→ Dataset records:
# # # # # # #
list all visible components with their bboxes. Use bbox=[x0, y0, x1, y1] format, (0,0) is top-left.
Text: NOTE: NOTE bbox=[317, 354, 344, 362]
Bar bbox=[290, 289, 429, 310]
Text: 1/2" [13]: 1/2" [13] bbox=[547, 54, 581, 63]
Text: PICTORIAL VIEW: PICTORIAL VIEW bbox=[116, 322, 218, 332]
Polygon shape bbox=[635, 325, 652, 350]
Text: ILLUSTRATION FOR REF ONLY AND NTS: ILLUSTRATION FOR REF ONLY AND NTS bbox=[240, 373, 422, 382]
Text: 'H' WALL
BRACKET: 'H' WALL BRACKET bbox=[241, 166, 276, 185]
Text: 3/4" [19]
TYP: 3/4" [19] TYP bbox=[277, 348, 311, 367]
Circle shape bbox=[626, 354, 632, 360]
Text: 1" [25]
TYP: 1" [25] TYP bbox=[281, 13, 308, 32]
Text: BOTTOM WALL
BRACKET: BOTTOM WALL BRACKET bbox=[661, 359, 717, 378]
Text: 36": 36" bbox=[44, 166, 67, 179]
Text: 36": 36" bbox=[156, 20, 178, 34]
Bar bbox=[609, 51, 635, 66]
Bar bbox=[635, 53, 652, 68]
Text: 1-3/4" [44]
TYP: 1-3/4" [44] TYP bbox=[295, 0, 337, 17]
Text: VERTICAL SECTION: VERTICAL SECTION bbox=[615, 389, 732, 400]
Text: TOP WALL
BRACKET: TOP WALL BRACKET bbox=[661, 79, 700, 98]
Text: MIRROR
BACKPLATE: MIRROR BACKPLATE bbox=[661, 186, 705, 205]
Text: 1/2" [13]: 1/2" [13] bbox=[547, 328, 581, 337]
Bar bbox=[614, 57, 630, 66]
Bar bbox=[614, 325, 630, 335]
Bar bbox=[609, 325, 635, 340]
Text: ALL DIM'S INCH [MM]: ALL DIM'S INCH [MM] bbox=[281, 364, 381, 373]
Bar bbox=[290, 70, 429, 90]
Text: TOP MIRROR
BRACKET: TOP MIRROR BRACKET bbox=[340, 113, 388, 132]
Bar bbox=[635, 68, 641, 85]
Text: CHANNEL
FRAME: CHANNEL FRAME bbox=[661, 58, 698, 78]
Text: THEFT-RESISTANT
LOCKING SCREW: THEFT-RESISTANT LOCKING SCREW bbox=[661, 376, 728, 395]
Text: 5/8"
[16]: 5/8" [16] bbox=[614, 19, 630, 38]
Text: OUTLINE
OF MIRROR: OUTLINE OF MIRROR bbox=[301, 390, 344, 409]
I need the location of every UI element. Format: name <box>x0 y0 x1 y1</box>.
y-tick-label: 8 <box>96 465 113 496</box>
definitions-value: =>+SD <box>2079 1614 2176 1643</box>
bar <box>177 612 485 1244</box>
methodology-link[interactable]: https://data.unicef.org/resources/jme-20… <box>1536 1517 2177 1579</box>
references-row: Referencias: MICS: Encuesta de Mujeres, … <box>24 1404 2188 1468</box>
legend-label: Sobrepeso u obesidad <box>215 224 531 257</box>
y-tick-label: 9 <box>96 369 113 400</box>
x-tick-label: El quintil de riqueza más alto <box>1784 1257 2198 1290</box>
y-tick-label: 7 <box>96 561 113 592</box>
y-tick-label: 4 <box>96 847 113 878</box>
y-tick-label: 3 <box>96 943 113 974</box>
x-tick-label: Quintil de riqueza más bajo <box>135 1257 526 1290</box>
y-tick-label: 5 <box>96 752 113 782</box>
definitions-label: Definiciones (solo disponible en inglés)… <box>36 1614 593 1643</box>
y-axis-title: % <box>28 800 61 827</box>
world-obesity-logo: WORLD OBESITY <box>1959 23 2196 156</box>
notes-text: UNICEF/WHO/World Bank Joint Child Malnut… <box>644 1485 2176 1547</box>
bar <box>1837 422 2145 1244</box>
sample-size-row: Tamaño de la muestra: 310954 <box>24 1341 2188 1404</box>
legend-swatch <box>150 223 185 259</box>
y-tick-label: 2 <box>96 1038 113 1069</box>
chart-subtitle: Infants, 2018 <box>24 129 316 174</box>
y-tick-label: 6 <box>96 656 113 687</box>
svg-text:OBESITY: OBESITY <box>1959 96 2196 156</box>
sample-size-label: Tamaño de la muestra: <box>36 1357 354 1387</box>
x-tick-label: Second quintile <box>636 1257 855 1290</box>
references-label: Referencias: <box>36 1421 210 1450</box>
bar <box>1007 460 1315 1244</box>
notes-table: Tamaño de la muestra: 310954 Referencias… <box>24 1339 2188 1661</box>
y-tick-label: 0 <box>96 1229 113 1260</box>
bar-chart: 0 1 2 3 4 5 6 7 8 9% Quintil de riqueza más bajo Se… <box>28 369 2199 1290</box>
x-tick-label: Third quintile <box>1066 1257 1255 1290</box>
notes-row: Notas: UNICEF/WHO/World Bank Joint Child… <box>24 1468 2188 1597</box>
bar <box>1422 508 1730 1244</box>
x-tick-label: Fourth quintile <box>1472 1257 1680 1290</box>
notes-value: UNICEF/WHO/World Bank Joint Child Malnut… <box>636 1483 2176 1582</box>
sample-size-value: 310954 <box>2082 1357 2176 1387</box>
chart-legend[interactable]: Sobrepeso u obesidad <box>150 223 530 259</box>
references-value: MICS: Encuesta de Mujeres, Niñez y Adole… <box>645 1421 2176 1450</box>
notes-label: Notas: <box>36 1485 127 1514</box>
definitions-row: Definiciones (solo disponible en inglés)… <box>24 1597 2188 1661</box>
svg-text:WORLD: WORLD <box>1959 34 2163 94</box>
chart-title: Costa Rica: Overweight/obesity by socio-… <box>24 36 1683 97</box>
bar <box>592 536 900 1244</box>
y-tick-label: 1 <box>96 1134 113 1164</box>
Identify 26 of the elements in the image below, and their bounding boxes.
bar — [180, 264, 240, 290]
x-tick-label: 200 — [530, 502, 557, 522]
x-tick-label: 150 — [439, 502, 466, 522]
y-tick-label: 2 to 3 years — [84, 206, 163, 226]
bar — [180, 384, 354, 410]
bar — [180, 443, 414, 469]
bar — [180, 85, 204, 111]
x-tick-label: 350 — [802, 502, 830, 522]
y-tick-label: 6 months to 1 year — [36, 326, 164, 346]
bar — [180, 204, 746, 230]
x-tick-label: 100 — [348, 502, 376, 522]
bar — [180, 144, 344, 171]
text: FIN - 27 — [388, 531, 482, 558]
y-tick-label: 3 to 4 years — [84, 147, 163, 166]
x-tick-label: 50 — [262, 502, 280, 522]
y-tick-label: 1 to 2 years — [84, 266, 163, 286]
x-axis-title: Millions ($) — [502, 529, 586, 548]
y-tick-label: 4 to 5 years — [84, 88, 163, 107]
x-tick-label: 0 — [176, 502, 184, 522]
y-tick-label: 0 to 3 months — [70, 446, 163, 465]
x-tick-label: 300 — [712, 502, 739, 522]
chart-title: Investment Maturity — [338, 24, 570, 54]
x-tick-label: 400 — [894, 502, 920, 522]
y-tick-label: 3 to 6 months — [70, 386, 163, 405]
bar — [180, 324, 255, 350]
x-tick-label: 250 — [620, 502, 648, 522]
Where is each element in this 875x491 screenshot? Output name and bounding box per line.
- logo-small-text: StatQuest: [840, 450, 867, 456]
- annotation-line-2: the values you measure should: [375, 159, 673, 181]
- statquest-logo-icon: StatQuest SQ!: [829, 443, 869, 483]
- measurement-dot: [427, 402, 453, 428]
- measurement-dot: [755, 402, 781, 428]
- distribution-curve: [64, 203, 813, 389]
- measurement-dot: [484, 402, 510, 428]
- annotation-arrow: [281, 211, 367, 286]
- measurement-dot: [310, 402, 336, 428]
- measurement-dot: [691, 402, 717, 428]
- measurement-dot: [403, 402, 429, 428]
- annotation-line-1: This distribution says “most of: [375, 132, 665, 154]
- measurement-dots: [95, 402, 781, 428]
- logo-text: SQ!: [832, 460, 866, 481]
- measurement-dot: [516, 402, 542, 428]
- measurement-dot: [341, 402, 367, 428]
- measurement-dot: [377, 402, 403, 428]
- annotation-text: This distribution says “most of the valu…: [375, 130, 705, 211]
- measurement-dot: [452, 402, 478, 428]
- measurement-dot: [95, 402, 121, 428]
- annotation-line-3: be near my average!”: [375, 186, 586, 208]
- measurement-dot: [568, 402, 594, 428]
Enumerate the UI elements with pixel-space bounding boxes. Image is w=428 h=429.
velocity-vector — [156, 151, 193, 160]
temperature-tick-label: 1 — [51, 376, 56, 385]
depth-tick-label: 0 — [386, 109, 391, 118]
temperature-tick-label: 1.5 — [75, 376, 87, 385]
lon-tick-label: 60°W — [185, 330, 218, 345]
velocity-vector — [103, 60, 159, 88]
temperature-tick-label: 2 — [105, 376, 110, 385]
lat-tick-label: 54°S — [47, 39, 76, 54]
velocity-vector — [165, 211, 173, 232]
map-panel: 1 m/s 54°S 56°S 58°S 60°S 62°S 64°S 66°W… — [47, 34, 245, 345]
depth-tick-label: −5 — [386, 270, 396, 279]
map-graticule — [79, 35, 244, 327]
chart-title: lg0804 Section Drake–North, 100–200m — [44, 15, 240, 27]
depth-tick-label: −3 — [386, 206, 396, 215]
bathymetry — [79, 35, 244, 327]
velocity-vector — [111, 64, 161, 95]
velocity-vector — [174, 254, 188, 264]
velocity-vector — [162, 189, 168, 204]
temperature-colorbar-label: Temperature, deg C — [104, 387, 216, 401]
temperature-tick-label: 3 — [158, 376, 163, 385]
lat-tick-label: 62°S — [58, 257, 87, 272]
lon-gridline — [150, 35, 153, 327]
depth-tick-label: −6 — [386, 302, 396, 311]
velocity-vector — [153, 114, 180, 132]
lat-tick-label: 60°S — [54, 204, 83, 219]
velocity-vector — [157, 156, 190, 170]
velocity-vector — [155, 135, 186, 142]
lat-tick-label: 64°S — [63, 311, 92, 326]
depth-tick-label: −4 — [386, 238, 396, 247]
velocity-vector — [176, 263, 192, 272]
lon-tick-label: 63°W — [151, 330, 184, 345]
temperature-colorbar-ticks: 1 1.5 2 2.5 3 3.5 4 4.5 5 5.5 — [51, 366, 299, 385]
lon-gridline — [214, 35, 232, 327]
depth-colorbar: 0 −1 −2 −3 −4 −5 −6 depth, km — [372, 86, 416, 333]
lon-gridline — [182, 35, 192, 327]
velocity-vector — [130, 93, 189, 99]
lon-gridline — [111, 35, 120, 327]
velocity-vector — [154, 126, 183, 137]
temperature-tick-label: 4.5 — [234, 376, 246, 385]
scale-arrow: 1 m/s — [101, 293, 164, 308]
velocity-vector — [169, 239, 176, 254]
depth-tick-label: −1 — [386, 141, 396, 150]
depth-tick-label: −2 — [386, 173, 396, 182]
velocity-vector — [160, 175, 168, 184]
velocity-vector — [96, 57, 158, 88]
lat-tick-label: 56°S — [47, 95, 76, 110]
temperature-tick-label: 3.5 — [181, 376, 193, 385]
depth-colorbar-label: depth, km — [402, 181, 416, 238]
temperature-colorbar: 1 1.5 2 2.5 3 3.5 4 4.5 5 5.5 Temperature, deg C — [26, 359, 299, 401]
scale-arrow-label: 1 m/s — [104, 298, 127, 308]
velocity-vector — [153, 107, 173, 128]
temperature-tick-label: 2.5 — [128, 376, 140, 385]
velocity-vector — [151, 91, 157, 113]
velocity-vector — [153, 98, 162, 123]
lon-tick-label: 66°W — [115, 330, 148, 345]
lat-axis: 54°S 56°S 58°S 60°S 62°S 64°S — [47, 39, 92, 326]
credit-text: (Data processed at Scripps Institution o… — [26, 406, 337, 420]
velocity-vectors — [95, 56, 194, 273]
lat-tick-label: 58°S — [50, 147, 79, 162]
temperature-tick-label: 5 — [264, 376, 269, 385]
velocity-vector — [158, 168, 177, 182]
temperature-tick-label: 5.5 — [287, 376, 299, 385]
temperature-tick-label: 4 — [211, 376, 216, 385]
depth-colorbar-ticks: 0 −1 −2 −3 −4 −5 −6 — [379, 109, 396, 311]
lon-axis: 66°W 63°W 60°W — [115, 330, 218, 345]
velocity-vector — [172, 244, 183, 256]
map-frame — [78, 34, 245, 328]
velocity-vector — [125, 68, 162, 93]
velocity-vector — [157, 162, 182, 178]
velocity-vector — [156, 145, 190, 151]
# # # # # # #
→ What you need to do: Please retype the records exactly, starting with the first line and going on through the line containing "54, 581, 63]".

→ Task response:
list all visible components with their bboxes. Use bbox=[x0, y0, x1, y1] format, (0,0) is top-left.
Text: NOTE: NOTE bbox=[317, 354, 344, 362]
Bar bbox=[290, 289, 429, 310]
Text: 1/2" [13]: 1/2" [13] bbox=[547, 54, 581, 63]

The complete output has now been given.